Write out each line in which the string "因此是随机变量" is present.

** Begin **

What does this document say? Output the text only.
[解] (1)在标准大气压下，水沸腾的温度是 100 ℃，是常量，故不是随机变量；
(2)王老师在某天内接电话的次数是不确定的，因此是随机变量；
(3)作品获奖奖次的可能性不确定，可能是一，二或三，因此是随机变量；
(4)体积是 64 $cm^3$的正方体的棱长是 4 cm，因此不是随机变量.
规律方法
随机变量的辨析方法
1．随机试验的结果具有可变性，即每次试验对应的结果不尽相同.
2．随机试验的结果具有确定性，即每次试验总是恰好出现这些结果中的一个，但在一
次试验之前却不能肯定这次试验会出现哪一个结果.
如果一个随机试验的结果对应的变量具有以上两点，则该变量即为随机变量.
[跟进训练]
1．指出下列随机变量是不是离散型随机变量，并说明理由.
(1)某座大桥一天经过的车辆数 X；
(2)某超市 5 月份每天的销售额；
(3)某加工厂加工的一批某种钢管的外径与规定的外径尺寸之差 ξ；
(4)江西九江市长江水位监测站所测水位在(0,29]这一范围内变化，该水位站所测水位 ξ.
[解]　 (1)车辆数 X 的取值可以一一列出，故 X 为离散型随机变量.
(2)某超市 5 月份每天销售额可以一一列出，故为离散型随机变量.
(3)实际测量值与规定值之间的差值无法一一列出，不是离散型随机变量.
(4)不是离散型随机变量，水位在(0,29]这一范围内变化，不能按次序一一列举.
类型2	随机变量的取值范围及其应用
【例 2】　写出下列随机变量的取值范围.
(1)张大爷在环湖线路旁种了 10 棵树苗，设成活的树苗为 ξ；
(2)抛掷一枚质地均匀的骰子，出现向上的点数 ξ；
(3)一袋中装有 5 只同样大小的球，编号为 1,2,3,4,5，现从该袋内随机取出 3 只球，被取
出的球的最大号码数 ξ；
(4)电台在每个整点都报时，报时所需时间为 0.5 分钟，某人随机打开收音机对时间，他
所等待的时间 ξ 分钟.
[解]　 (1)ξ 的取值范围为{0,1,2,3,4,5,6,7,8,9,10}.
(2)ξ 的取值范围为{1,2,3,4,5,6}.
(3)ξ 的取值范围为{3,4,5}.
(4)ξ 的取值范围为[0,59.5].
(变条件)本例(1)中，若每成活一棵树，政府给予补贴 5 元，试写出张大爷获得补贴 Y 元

** End **

| Result for this exercise |
(2)王老师在某天内接电话的次数是不确定的，因此是随机变量；
(3)作品获奖奖次的可能性不确定，可能是一，二或三，因此是随机变量；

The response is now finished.